Direction: What follows are records. Restate all of them word for word.

Stored data:
-=-=-=-=-
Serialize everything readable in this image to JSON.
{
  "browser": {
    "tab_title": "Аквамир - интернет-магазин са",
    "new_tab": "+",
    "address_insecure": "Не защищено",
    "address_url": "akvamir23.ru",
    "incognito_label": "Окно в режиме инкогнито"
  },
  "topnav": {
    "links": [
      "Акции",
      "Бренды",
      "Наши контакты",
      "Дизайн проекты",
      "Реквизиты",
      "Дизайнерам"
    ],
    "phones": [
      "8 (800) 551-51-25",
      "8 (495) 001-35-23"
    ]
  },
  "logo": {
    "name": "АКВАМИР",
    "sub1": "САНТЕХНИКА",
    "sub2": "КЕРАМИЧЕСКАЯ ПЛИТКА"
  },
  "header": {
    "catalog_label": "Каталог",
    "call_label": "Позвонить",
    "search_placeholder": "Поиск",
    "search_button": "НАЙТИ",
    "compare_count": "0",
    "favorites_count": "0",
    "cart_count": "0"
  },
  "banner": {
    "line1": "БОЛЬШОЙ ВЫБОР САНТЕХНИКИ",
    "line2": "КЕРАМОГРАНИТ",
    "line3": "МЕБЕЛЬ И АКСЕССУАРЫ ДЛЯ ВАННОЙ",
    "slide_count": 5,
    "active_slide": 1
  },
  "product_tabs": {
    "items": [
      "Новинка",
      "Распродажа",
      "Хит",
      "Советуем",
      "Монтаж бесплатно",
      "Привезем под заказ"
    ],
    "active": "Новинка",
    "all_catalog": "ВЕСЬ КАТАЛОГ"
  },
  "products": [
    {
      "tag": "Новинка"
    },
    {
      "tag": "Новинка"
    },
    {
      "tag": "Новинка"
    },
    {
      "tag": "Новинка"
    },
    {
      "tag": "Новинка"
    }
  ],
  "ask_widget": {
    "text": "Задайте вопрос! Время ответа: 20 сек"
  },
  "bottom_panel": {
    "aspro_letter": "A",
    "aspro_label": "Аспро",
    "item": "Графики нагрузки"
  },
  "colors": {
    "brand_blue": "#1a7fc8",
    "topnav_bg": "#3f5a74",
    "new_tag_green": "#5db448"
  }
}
-=-=-=-=-
Response to the exercise:
Serialize everything readable in this image to JSON.
{
  "browser": {
    "tab_title": "Аквамир - интернет-магазин са",
    "new_tab": "+",
    "address_insecure": "Не защищено",
    "address_url": "akvamir23.ru",
    "incognito_label": "Окно в режиме инкогнито"
  },
  "topnav": {
    "links": [
      "Акции",
      "Бренды",
      "Наши контакты",
      "Дизайн проекты",
      "Реквизиты",
      "Дизайнерам"
    ],
    "phones": [
      "8 (800) 551-51-25",
      "8 (495) 001-35-23"
    ]
  },
  "logo": {
    "name": "АКВАМИР",
    "sub1": "САНТЕХНИКА",
    "sub2": "КЕРАМИЧЕСКАЯ ПЛИТКА"
  },
  "header": {
    "catalog_label": "Каталог",
    "call_label": "Позвонить",
    "search_placeholder": "Поиск",
    "search_button": "НАЙТИ",
    "compare_count": "0",
    "favorites_count": "0",
    "cart_count": "0"
  },
  "banner": {
    "line1": "БОЛЬШОЙ ВЫБОР САНТЕХНИКИ",
    "line2": "КЕРАМОГРАНИТ",
    "line3": "МЕБЕЛЬ И АКСЕССУАРЫ ДЛЯ ВАННОЙ",
    "slide_count": 5,
    "active_slide": 1
  },
  "product_tabs": {
    "items": [
      "Новинка",
      "Распродажа",
      "Хит",
      "Советуем",
      "Монтаж бесплатно",
      "Привезем под заказ"
    ],
    "active": "Новинка",
    "all_catalog": "ВЕСЬ КАТАЛОГ"
  },
  "products": [
    {
      "tag": "Новинка"
    },
    {
      "tag": "Новинка"
    },
    {
      "tag": "Новинка"
    },
    {
      "tag": "Новинка"
    },
    {
      "tag": "Новинка"
    }
  ],
  "ask_widget": {
    "text": "Задайте вопрос! Время ответа: 20 сек"
  },
  "bottom_panel": {
    "aspro_letter": "A",
    "aspro_label": "Аспро",
    "item": "Графики нагрузки"
  },
  "colors": {
    "brand_blue": "#1a7fc8",
    "topnav_bg": "#3f5a74",
    "new_tag_green": "#5db448"
  }
}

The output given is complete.